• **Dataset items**
::::::::::
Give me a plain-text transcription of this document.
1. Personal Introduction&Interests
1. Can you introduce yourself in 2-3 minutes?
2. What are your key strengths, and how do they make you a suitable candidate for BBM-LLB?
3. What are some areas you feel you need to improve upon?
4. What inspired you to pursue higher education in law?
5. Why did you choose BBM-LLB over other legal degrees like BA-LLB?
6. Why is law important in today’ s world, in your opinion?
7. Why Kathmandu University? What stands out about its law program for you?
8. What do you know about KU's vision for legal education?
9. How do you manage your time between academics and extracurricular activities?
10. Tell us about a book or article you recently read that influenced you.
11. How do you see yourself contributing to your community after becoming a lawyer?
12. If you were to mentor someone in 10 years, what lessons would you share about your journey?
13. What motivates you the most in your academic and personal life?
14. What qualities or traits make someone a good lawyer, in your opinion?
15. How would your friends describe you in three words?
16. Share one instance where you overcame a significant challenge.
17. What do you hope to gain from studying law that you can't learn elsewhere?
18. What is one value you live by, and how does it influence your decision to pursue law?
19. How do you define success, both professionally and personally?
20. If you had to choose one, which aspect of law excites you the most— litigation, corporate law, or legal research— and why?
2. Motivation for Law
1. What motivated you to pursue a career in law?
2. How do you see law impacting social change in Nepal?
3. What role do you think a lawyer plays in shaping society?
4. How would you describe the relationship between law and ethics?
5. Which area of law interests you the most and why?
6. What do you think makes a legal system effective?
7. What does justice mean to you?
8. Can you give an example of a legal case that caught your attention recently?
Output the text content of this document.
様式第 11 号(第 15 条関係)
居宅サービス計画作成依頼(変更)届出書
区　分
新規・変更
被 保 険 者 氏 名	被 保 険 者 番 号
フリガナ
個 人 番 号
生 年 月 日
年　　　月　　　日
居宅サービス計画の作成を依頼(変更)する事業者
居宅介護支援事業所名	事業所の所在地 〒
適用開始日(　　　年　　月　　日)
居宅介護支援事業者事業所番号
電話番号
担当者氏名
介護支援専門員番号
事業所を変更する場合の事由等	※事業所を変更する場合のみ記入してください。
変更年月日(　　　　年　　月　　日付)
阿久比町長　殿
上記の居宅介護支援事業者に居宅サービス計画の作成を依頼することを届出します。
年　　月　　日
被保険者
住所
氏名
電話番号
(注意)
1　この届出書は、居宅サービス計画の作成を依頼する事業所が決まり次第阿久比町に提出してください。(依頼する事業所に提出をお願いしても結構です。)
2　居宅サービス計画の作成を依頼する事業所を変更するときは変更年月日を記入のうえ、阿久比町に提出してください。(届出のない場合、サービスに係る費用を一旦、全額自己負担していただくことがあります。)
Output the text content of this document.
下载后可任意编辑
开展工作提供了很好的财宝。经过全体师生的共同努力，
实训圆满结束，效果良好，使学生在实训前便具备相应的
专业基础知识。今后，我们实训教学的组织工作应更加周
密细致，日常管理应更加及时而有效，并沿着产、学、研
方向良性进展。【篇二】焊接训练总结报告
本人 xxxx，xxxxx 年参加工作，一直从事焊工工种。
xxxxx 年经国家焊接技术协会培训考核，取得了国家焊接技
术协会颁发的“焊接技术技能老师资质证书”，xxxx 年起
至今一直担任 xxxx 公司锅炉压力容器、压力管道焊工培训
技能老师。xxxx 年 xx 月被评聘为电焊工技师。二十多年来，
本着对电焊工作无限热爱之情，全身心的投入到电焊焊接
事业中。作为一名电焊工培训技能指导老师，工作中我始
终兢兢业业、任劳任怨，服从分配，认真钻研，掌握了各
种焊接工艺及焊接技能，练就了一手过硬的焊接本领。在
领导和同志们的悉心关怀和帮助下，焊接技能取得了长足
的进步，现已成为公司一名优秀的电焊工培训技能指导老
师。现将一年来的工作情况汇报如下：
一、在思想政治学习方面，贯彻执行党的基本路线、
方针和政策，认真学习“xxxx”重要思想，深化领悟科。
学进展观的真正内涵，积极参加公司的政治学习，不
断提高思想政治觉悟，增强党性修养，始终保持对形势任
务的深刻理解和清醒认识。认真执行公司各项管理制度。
::::::::::
• **PROBLEM DESCRIPTION**
Return the whole listing exactly, with every line included.

• **SOLUTION TO THE EXERCISE**
Give me a plain-text transcription of this document.
1. Personal Introduction&Interests
1. Can you introduce yourself in 2-3 minutes?
2. What are your key strengths, and how do they make you a suitable candidate for BBM-LLB?
3. What are some areas you feel you need to improve upon?
4. What inspired you to pursue higher education in law?
5. Why did you choose BBM-LLB over other legal degrees like BA-LLB?
6. Why is law important in today’ s world, in your opinion?
7. Why Kathmandu University? What stands out about its law program for you?
8. What do you know about KU's vision for legal education?
9. How do you manage your time between academics and extracurricular activities?
10. Tell us about a book or article you recently read that influenced you.
11. How do you see yourself contributing to your community after becoming a lawyer?
12. If you were to mentor someone in 10 years, what lessons would you share about your journey?
13. What motivates you the most in your academic and personal life?
14. What qualities or traits make someone a good lawyer, in your opinion?
15. How would your friends describe you in three words?
16. Share one instance where you overcame a significant challenge.
17. What do you hope to gain from studying law that you can't learn elsewhere?
18. What is one value you live by, and how does it influence your decision to pursue law?
19. How do you define success, both professionally and personally?
20. If you had to choose one, which aspect of law excites you the most— litigation, corporate law, or legal research— and why?
2. Motivation for Law
1. What motivated you to pursue a career in law?
2. How do you see law impacting social change in Nepal?
3. What role do you think a lawyer plays in shaping society?
4. How would you describe the relationship between law and ethics?
5. Which area of law interests you the most and why?
6. What do you think makes a legal system effective?
7. What does justice mean to you?
8. Can you give an example of a legal case that caught your attention recently?
Output the text content of this document.
様式第 11 号(第 15 条関係)
居宅サービス計画作成依頼(変更)届出書
区　分
新規・変更
被 保 険 者 氏 名	被 保 険 者 番 号
フリガナ
個 人 番 号
生 年 月 日
年　　　月　　　日
居宅サービス計画の作成を依頼(変更)する事業者
居宅介護支援事業所名	事業所の所在地 〒
適用開始日(　　　年　　月　　日)
居宅介護支援事業者事業所番号
電話番号
担当者氏名
介護支援専門員番号
事業所を変更する場合の事由等	※事業所を変更する場合のみ記入してください。
変更年月日(　　　　年　　月　　日付)
阿久比町長　殿
上記の居宅介護支援事業者に居宅サービス計画の作成を依頼することを届出します。
年　　月　　日
被保険者
住所
氏名
電話番号
(注意)
1　この届出書は、居宅サービス計画の作成を依頼する事業所が決まり次第阿久比町に提出してください。(依頼する事業所に提出をお願いしても結構です。)
2　居宅サービス計画の作成を依頼する事業所を変更するときは変更年月日を記入のうえ、阿久比町に提出してください。(届出のない場合、サービスに係る費用を一旦、全額自己負担していただくことがあります。)
Output the text content of this document.
下载后可任意编辑
开展工作提供了很好的财宝。经过全体师生的共同努力，
实训圆满结束，效果良好，使学生在实训前便具备相应的
专业基础知识。今后，我们实训教学的组织工作应更加周
密细致，日常管理应更加及时而有效，并沿着产、学、研
方向良性进展。【篇二】焊接训练总结报告
本人 xxxx，xxxxx 年参加工作，一直从事焊工工种。
xxxxx 年经国家焊接技术协会培训考核，取得了国家焊接技
术协会颁发的“焊接技术技能老师资质证书”，xxxx 年起
至今一直担任 xxxx 公司锅炉压力容器、压力管道焊工培训
技能老师。xxxx 年 xx 月被评聘为电焊工技师。二十多年来，
本着对电焊工作无限热爱之情，全身心的投入到电焊焊接
事业中。作为一名电焊工培训技能指导老师，工作中我始
终兢兢业业、任劳任怨，服从分配，认真钻研，掌握了各
种焊接工艺及焊接技能，练就了一手过硬的焊接本领。在
领导和同志们的悉心关怀和帮助下，焊接技能取得了长足
的进步，现已成为公司一名优秀的电焊工培训技能指导老
师。现将一年来的工作情况汇报如下：
一、在思想政治学习方面，贯彻执行党的基本路线、
方针和政策，认真学习“xxxx”重要思想，深化领悟科。
学进展观的真正内涵，积极参加公司的政治学习，不
断提高思想政治觉悟，增强党性修养，始终保持对形势任
务的深刻理解和清醒认识。认真执行公司各项管理制度。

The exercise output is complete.